- [Aim]
Repeat the listing exactly as given, omitting every image.

-=-=-

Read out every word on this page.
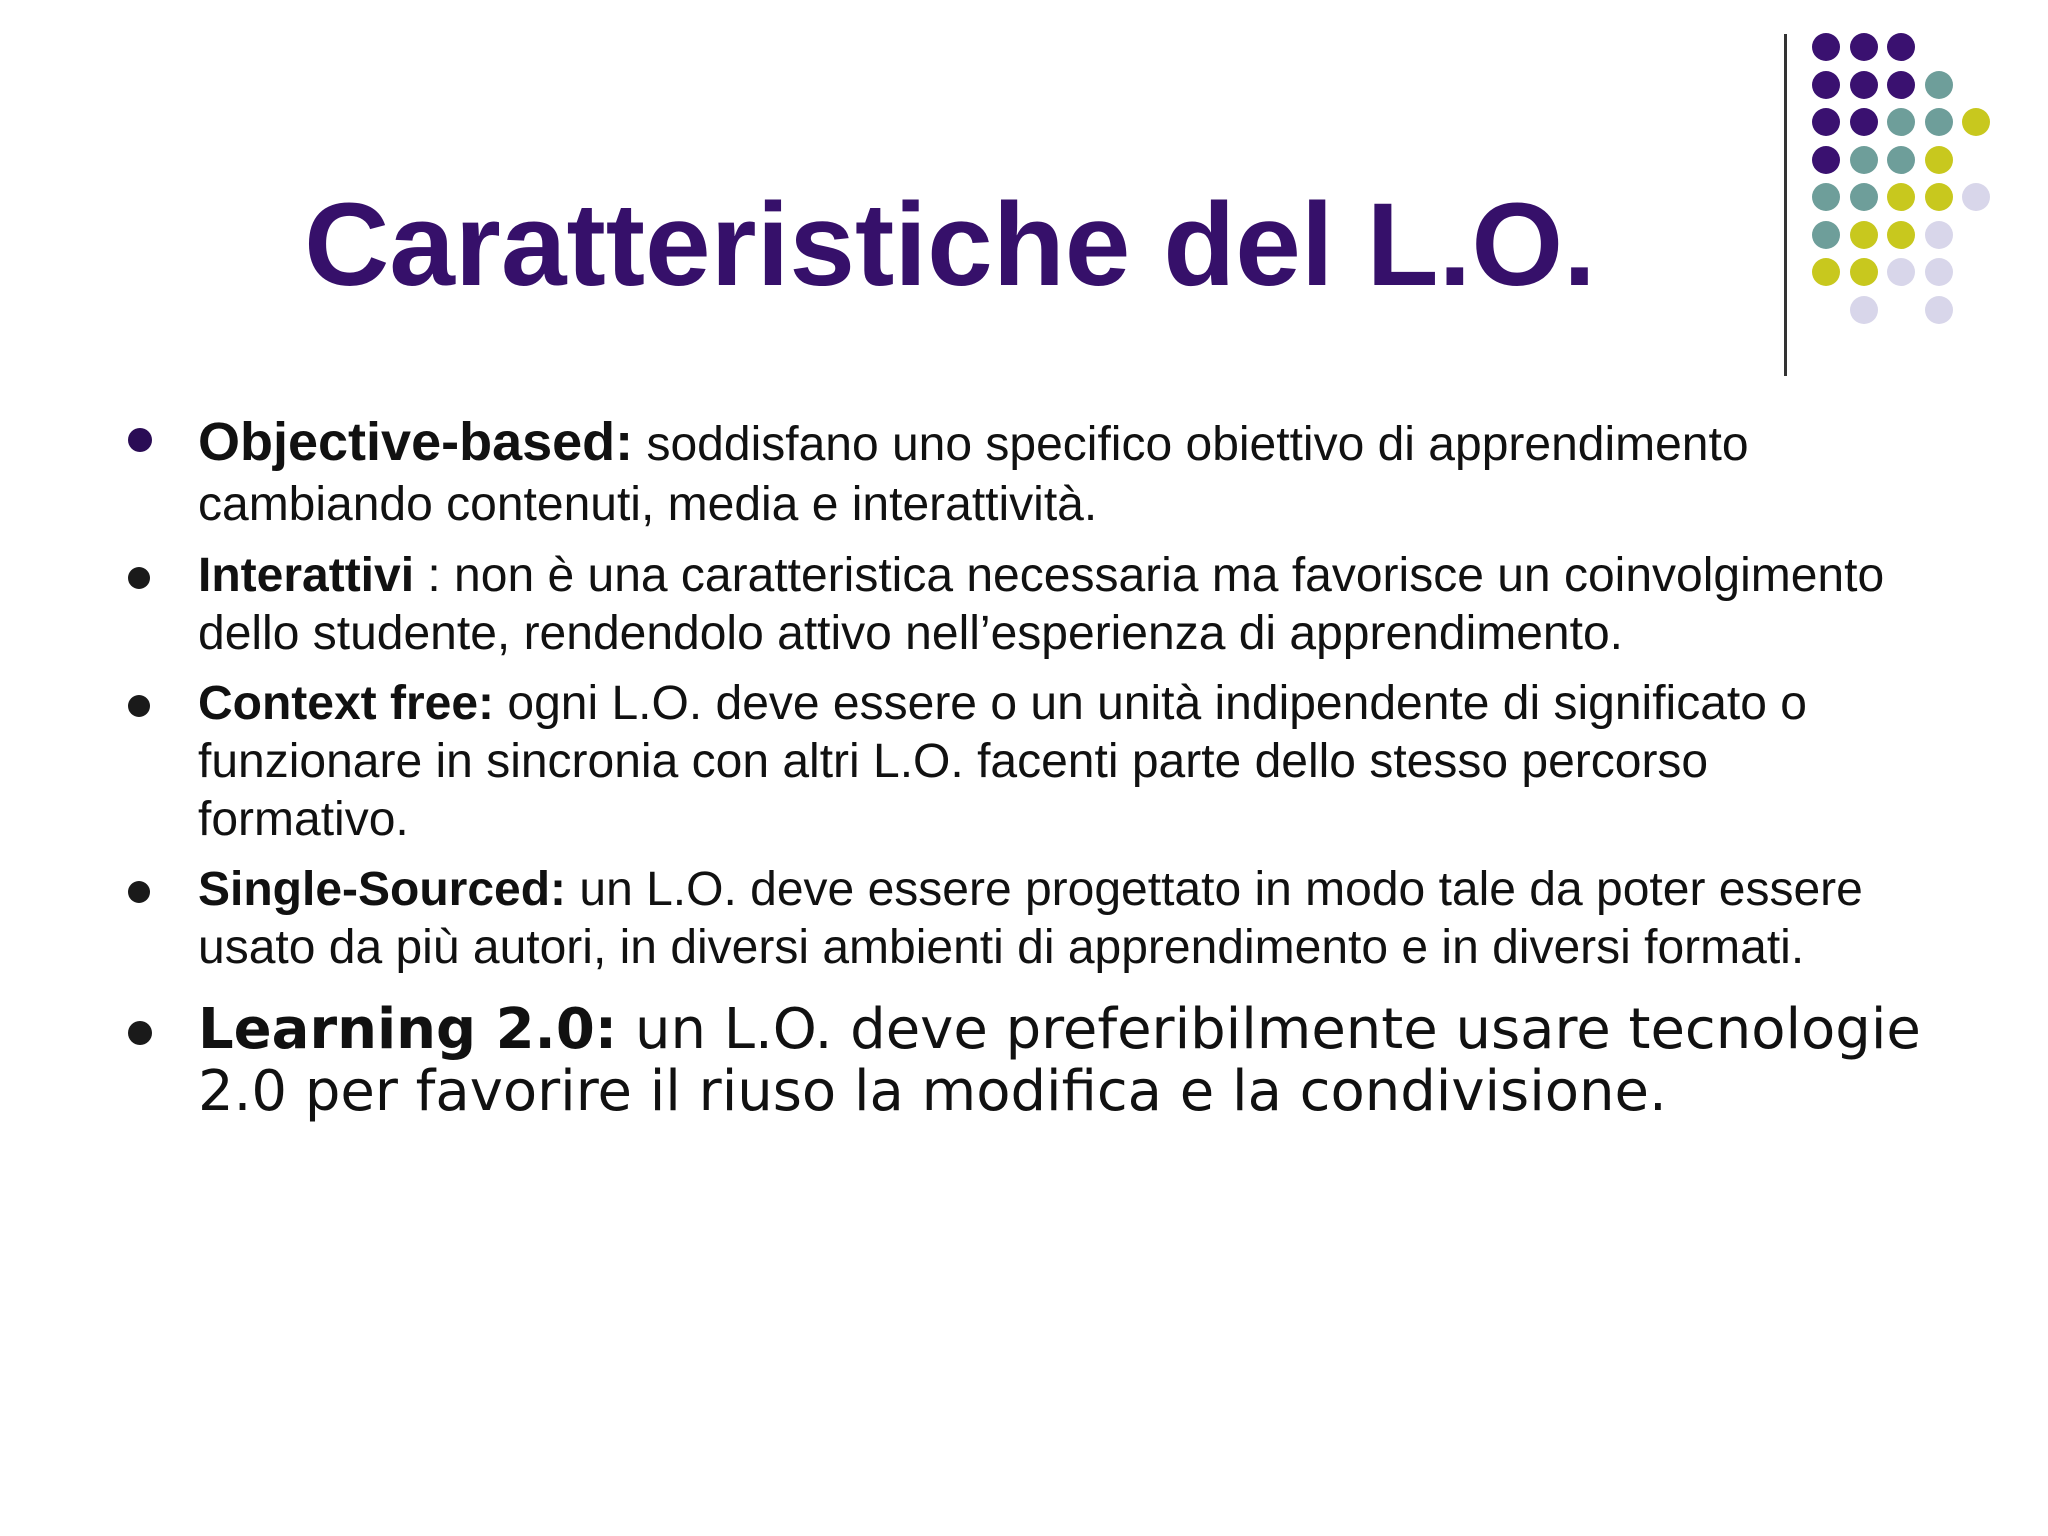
Caratteristiche del L.O.
Objective-based: soddisfano uno specifico obiettivo di apprendimento cambiando contenuti, media e interattività.
Interattivi : non è una caratteristica necessaria ma favorisce un coinvolgimento dello studente, rendendolo attivo nell’esperienza di apprendimento.
Context free: ogni L.O. deve essere o un unità indipendente di significato o funzionare in sincronia con altri L.O. facenti parte dello stesso percorso formativo.
Single-Sourced: un L.O. deve essere progettato in modo tale da poter essere usato da più autori, in diversi ambienti di apprendimento e in diversi formati.
Learning 2.0: un L.O. deve preferibilmente usare tecnologie 2.0 per favorire il riuso la modifica e la condivisione.
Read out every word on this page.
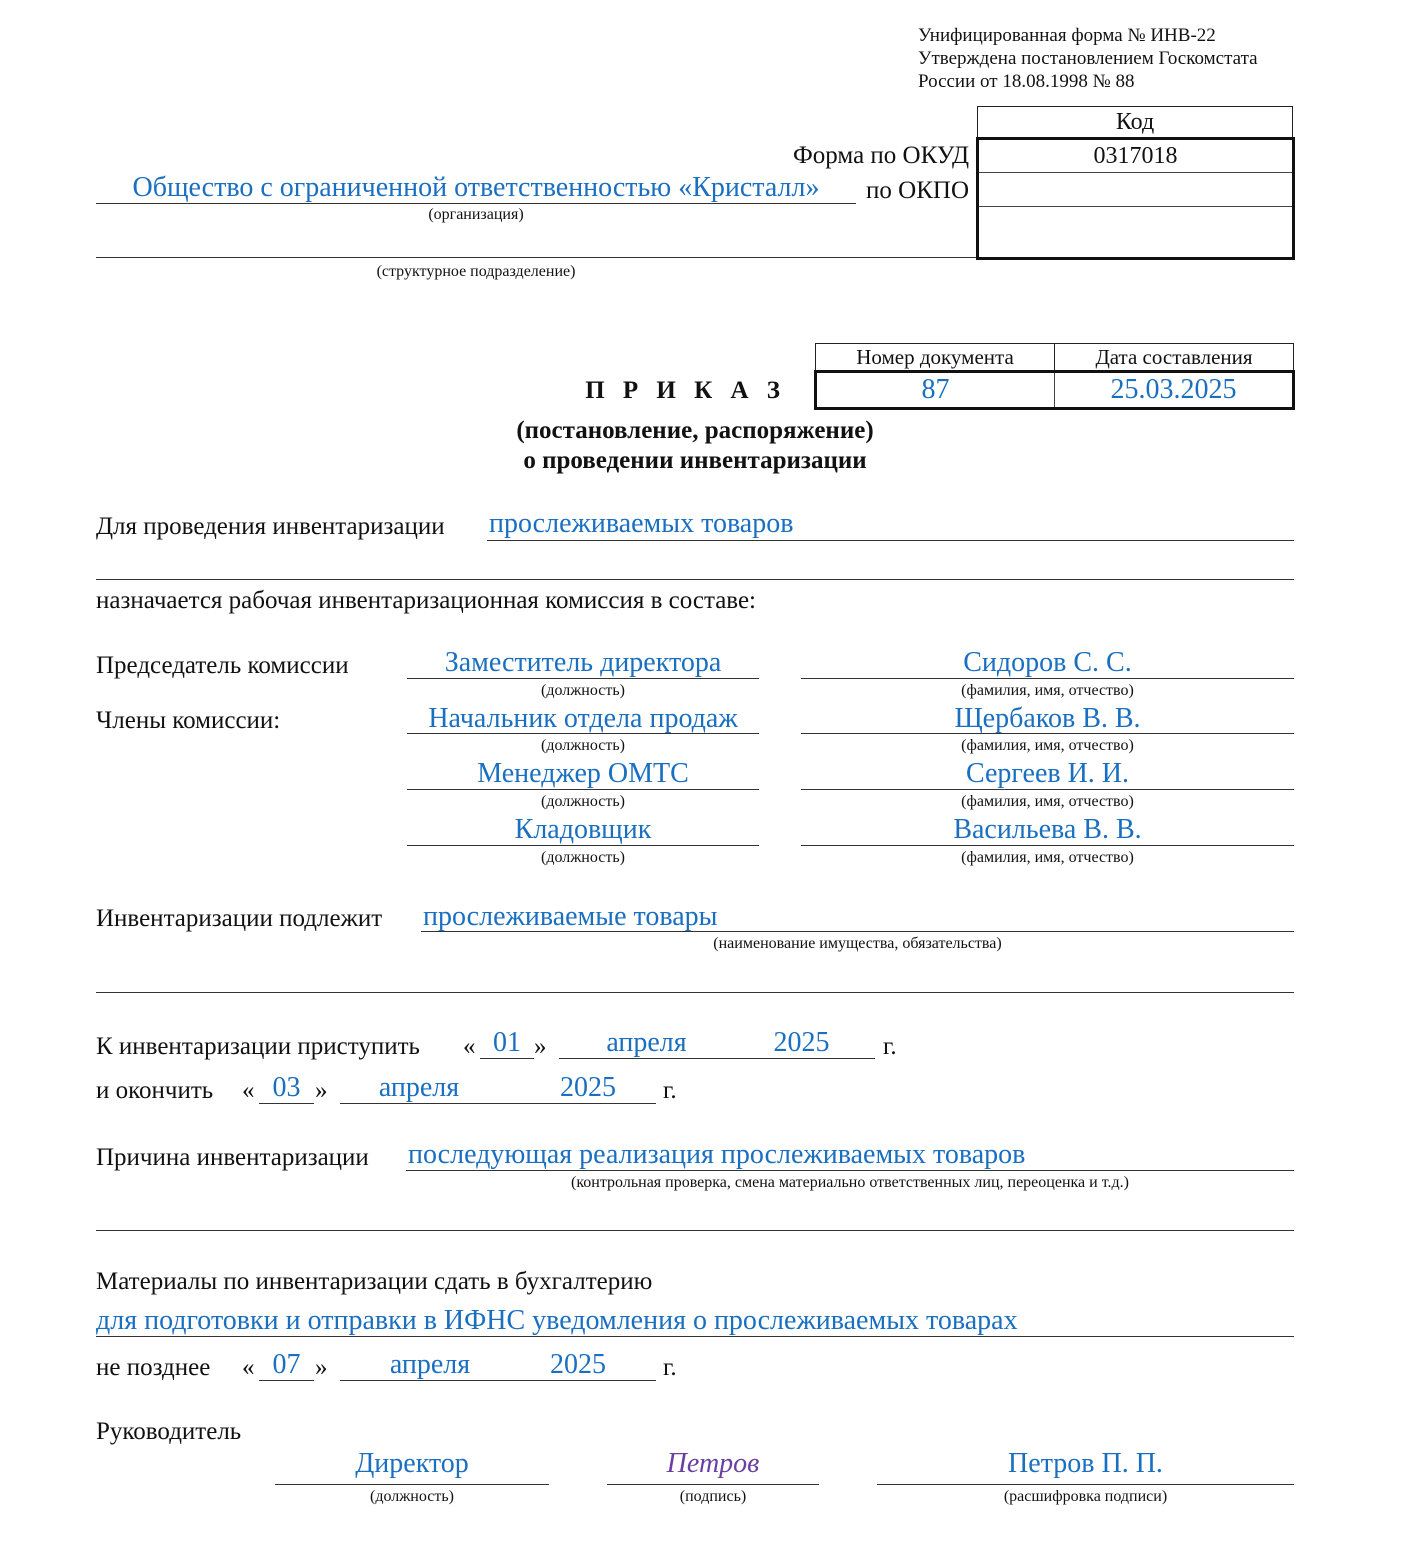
Унифицированная форма № ИНВ-22
Утверждена постановлением Госкомстата
России от 18.08.1998 № 88
Код
0317018
Форма по ОКУД
по ОКПО
Общество с ограниченной ответственностью «Кристалл»
(организация)
(структурное подразделение)
Номер документа	Дата составления
87	25.03.2025
П Р И К А З
(постановление, распоряжение)
о проведении инвентаризации
Для проведения инвентаризации прослеживаемых товаров
назначается рабочая инвентаризационная комиссия в составе:
Председатель комиссии
Члены комиссии:
Заместитель директора
(должность)
Сидоров С. С.
(фамилия, имя, отчество)
Начальник отдела продаж
(должность)
Щербаков В. В.
(фамилия, имя, отчество)
Менеджер ОМТС
(должность)
Сергеев И. И.
(фамилия, имя, отчество)
Кладовщик
(должность)
Васильева В. В.
(фамилия, имя, отчество)
Инвентаризации подлежит прослеживаемые товары
(наименование имущества, обязательства)
К инвентаризации приступить « 01 »	апреля	2025	г.
и окончить « 03 »	апреля	2025	г.
Причина инвентаризации последующая реализация прослеживаемых товаров
(контрольная проверка, смена материально ответственных лиц, переоценка и т.д.)
Материалы по инвентаризации сдать в бухгалтерию
для подготовки и отправки в ИФНС уведомления о прослеживаемых товарах
не позднее « 07 »	апреля	2025	г.
Руководитель
Директор
(должность)
Петров
(подпись)
Петров П. П.
(расшифровка подписи)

-=-=-

- [Answer for the task]
Read out every word on this page.
Caratteristiche del L.O.
Objective-based: soddisfano uno specifico obiettivo di apprendimento cambiando contenuti, media e interattività.
Interattivi : non è una caratteristica necessaria ma favorisce un coinvolgimento dello studente, rendendolo attivo nell’esperienza di apprendimento.
Context free: ogni L.O. deve essere o un unità indipendente di significato o funzionare in sincronia con altri L.O. facenti parte dello stesso percorso formativo.
Single-Sourced: un L.O. deve essere progettato in modo tale da poter essere usato da più autori, in diversi ambienti di apprendimento e in diversi formati.
Learning 2.0: un L.O. deve preferibilmente usare tecnologie 2.0 per favorire il riuso la modifica e la condivisione.
Read out every word on this page.
Унифицированная форма № ИНВ-22
Утверждена постановлением Госкомстата
России от 18.08.1998 № 88
Код
0317018
Форма по ОКУД
по ОКПО
Общество с ограниченной ответственностью «Кристалл»
(организация)
(структурное подразделение)
Номер документа	Дата составления
87	25.03.2025
П Р И К А З
(постановление, распоряжение)
о проведении инвентаризации
Для проведения инвентаризации прослеживаемых товаров
назначается рабочая инвентаризационная комиссия в составе:
Председатель комиссии
Члены комиссии:
Заместитель директора
(должность)
Сидоров С. С.
(фамилия, имя, отчество)
Начальник отдела продаж
(должность)
Щербаков В. В.
(фамилия, имя, отчество)
Менеджер ОМТС
(должность)
Сергеев И. И.
(фамилия, имя, отчество)
Кладовщик
(должность)
Васильева В. В.
(фамилия, имя, отчество)
Инвентаризации подлежит прослеживаемые товары
(наименование имущества, обязательства)
К инвентаризации приступить « 01 »	апреля	2025	г.
и окончить « 03 »	апреля	2025	г.
Причина инвентаризации последующая реализация прослеживаемых товаров
(контрольная проверка, смена материально ответственных лиц, переоценка и т.д.)
Материалы по инвентаризации сдать в бухгалтерию
для подготовки и отправки в ИФНС уведомления о прослеживаемых товарах
не позднее « 07 »	апреля	2025	г.
Руководитель
Директор
(должность)
Петров
(подпись)
Петров П. П.
(расшифровка подписи)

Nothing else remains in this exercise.